» **Text extract**

※ ※ ※

3. Making sure meetings work for everyone.

If a team comes together in-person, but not all can make it, that potentially creates a subpar experience for those not in the room, says Expedia chief executive

Peter Kern.

He says he has questions about whether those on Zoom will get the same level of learning, encouragement and career growth as those in the room. Managers may need to “set up group meetings according to some crazy algorithm of: Who’s available when? Who’s got a flexible day, when?” Kern says. “There’s a lot of friction in all of that. It’s a lot easier to say, ‘Everybody go to work.’ Now someone calls a meeting, and you’re all there.”

4. Rethinking employee performance assessment and training.

※ ※ ※

» **Data listing**
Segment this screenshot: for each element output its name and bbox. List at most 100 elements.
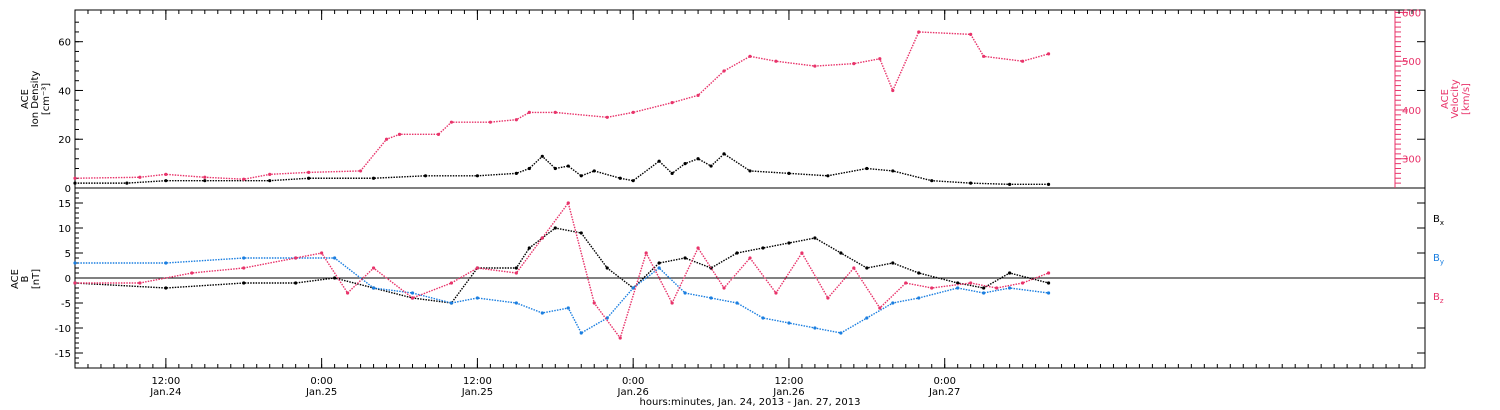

※ ※ ※

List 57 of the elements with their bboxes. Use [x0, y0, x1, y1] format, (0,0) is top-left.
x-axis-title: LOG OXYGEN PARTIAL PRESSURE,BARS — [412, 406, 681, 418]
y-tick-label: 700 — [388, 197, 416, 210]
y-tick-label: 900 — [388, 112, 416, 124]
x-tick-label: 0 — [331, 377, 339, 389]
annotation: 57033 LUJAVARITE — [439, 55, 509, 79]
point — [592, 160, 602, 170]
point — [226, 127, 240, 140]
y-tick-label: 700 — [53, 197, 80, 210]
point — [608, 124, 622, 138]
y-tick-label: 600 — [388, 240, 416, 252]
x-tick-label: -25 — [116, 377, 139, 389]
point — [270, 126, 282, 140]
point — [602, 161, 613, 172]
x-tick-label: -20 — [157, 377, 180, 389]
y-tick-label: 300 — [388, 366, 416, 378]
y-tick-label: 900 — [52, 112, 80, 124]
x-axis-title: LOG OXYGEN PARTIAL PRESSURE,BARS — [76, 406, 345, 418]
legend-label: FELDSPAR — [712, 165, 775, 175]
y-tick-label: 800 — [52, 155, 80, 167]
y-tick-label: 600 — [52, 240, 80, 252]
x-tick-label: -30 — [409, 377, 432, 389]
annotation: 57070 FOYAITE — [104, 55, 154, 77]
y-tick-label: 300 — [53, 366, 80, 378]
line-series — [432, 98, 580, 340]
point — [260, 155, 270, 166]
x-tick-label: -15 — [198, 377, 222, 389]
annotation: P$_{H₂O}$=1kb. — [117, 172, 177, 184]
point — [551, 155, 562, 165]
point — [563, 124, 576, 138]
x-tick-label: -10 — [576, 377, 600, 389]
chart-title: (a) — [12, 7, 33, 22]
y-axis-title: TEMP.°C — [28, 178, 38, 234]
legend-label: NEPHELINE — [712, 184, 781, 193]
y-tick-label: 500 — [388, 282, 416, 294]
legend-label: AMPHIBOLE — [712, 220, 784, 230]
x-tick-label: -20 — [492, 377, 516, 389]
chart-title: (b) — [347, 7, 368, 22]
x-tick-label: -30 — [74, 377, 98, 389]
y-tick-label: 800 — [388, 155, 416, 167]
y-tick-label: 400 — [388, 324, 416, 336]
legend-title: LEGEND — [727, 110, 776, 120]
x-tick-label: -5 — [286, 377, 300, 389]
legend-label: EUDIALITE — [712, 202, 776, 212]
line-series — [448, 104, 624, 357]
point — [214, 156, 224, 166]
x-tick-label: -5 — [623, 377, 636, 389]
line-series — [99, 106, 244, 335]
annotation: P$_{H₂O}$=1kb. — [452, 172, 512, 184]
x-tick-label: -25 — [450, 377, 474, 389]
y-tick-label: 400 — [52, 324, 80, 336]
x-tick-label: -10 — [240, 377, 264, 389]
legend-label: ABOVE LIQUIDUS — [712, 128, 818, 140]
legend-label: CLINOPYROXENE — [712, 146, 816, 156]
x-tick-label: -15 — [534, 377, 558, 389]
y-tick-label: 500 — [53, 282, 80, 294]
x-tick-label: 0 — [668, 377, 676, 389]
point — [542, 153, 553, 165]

※ ※ ※

» **Task set**
A – Rewrite the part of the workplace article that opens with the words containing "3. Making sure" and closes with "Peter Kern.", putting "on site" in place of "in-person".
B – Write the next part of the workplace article, picking up where it stops.
The records come from a different source than the workplace article.

» **Expected answers**
A –
3. Making sure meetings work for everyone.

If a team comes together on site, but not all can make it, that potentially creates a subpar experience for those not in the room, says Expedia chief executive

Peter Kern.

B –
A new way of working will require the company to think differently about performance, Kern says. Managers must be careful not to have biased judgments against those who may spend less time in the office, requiring the company to be “really thoughtful about how we assess people and give people opportunity so that we don’t end up with skewed outcomes. Similarly, training and onboarding might be more challenging in a hybrid environment, says Tom Gimbel, CEO of LaSalle Network. With younger employees, “for them to learn anything, they need to be around the more experienced people,” he says.

Read the original article by Emily Glazer and Chip Cutter here.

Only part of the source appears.